*DATA LISTING*:

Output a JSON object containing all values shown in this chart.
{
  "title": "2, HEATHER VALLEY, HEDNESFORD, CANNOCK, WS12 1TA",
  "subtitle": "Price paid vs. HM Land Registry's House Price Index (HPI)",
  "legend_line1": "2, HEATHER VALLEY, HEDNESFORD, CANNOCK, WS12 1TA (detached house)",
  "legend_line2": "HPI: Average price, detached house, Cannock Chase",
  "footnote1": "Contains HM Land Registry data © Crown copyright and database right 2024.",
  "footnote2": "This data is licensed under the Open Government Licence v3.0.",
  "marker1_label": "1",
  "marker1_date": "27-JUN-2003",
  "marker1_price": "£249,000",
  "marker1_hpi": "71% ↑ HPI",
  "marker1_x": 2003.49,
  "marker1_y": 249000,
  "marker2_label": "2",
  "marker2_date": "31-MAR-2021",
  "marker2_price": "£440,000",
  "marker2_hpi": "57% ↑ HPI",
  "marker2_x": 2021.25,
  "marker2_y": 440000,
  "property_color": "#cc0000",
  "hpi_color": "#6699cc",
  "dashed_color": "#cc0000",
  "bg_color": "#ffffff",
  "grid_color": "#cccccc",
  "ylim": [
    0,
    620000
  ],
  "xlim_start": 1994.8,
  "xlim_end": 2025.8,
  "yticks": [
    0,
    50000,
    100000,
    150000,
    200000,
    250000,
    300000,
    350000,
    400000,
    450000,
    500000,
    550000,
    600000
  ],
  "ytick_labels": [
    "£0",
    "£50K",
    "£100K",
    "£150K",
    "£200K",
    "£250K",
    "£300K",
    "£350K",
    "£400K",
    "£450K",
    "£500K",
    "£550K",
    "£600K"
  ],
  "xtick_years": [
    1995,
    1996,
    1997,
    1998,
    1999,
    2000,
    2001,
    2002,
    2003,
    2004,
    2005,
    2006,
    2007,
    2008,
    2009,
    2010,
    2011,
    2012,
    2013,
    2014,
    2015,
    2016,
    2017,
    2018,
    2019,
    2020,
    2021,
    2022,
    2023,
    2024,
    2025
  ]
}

*GOAL*: Transcribe the whole listing with nothing added or left out.

*RESULT*:
Output a JSON object containing all values shown in this chart.
{
  "title": "2, HEATHER VALLEY, HEDNESFORD, CANNOCK, WS12 1TA",
  "subtitle": "Price paid vs. HM Land Registry's House Price Index (HPI)",
  "legend_line1": "2, HEATHER VALLEY, HEDNESFORD, CANNOCK, WS12 1TA (detached house)",
  "legend_line2": "HPI: Average price, detached house, Cannock Chase",
  "footnote1": "Contains HM Land Registry data © Crown copyright and database right 2024.",
  "footnote2": "This data is licensed under the Open Government Licence v3.0.",
  "marker1_label": "1",
  "marker1_date": "27-JUN-2003",
  "marker1_price": "£249,000",
  "marker1_hpi": "71% ↑ HPI",
  "marker1_x": 2003.49,
  "marker1_y": 249000,
  "marker2_label": "2",
  "marker2_date": "31-MAR-2021",
  "marker2_price": "£440,000",
  "marker2_hpi": "57% ↑ HPI",
  "marker2_x": 2021.25,
  "marker2_y": 440000,
  "property_color": "#cc0000",
  "hpi_color": "#6699cc",
  "dashed_color": "#cc0000",
  "bg_color": "#ffffff",
  "grid_color": "#cccccc",
  "ylim": [
    0,
    620000
  ],
  "xlim_start": 1994.8,
  "xlim_end": 2025.8,
  "yticks": [
    0,
    50000,
    100000,
    150000,
    200000,
    250000,
    300000,
    350000,
    400000,
    450000,
    500000,
    550000,
    600000
  ],
  "ytick_labels": [
    "£0",
    "£50K",
    "£100K",
    "£150K",
    "£200K",
    "£250K",
    "£300K",
    "£350K",
    "£400K",
    "£450K",
    "£500K",
    "£550K",
    "£600K"
  ],
  "xtick_years": [
    1995,
    1996,
    1997,
    1998,
    1999,
    2000,
    2001,
    2002,
    2003,
    2004,
    2005,
    2006,
    2007,
    2008,
    2009,
    2010,
    2011,
    2012,
    2013,
    2014,
    2015,
    2016,
    2017,
    2018,
    2019,
    2020,
    2021,
    2022,
    2023,
    2024,
    2025
  ]
}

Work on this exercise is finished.